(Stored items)

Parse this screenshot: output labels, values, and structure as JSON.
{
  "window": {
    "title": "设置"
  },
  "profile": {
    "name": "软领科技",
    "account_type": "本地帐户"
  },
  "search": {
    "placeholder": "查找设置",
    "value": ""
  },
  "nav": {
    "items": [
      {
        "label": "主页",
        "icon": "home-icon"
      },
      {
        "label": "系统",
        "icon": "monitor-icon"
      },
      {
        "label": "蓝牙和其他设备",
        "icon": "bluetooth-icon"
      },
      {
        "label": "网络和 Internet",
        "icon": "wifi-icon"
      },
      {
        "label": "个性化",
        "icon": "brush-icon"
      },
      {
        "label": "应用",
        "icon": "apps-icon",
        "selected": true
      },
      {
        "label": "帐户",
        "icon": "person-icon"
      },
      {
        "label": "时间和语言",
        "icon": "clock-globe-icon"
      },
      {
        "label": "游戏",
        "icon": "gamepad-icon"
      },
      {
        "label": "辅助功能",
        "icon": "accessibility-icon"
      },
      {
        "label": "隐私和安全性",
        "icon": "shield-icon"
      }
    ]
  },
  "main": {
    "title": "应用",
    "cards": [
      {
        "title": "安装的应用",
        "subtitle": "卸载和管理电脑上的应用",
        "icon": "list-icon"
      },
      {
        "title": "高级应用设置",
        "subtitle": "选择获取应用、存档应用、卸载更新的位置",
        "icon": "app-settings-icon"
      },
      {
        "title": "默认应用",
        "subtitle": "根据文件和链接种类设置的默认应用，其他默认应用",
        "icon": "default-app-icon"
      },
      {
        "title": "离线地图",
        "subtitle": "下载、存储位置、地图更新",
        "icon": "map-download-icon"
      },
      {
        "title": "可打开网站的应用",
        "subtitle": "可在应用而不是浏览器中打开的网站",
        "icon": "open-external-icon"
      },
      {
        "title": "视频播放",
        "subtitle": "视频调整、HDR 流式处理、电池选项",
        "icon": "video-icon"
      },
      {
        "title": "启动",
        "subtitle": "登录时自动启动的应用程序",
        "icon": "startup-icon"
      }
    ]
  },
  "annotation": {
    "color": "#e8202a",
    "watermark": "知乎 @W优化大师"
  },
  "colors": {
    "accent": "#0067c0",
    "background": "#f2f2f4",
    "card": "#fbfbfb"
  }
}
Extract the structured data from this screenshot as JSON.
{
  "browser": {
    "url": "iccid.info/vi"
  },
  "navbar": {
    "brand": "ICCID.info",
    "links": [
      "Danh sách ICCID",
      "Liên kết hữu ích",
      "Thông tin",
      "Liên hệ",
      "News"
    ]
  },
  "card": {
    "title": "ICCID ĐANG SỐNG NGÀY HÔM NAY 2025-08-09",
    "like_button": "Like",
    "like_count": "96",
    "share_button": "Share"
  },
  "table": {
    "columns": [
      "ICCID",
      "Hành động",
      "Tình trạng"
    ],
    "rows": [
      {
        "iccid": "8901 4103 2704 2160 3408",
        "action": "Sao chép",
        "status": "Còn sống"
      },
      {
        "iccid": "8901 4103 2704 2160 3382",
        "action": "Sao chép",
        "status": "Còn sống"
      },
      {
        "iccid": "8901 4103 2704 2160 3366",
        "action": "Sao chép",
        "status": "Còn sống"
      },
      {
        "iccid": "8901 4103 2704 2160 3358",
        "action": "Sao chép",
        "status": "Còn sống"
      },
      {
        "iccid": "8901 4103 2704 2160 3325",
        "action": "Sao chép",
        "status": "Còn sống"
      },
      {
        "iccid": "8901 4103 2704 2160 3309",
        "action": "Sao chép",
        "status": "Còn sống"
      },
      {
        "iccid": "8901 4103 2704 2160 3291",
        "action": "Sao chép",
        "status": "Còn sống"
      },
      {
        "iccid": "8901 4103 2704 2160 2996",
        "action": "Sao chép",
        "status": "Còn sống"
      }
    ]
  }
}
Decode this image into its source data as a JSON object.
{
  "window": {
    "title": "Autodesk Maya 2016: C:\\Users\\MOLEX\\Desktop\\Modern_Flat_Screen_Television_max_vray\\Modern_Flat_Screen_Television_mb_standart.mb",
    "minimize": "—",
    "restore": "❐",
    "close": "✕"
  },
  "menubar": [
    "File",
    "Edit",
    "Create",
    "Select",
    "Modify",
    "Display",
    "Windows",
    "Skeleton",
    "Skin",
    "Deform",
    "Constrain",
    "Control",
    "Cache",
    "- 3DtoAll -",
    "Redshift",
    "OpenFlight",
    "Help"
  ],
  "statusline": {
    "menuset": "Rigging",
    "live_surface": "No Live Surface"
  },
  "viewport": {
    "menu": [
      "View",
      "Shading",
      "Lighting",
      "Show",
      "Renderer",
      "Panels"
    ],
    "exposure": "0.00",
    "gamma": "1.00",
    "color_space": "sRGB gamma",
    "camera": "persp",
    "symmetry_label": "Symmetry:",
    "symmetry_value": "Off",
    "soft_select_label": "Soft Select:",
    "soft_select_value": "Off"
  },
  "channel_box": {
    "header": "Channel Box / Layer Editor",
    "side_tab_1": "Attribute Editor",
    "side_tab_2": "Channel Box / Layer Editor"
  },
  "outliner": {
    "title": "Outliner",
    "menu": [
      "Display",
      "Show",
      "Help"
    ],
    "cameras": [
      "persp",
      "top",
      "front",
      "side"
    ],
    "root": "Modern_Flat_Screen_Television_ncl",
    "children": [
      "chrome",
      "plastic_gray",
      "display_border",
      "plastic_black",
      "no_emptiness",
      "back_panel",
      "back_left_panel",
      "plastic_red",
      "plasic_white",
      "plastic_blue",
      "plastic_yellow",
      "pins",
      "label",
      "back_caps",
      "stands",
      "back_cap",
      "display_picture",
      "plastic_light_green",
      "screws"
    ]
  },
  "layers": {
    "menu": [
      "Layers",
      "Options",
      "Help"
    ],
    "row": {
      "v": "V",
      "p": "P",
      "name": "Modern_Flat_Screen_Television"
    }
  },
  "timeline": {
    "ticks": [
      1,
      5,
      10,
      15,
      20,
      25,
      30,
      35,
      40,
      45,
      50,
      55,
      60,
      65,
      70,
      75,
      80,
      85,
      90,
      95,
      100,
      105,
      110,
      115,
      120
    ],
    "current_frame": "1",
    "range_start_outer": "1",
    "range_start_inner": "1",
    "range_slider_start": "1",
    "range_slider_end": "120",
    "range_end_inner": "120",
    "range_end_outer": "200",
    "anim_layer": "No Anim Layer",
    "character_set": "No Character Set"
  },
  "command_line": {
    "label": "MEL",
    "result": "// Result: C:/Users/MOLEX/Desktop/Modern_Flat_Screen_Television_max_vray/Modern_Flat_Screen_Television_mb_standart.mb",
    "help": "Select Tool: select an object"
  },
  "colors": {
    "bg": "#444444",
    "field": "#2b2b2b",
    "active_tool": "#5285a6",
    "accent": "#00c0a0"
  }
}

**What this task involves:**
Show every line where the string "data" appears.

**Answer for the task:**
Extract the structured data from this screenshot as JSON.
Decode this image into its source data as a JSON object.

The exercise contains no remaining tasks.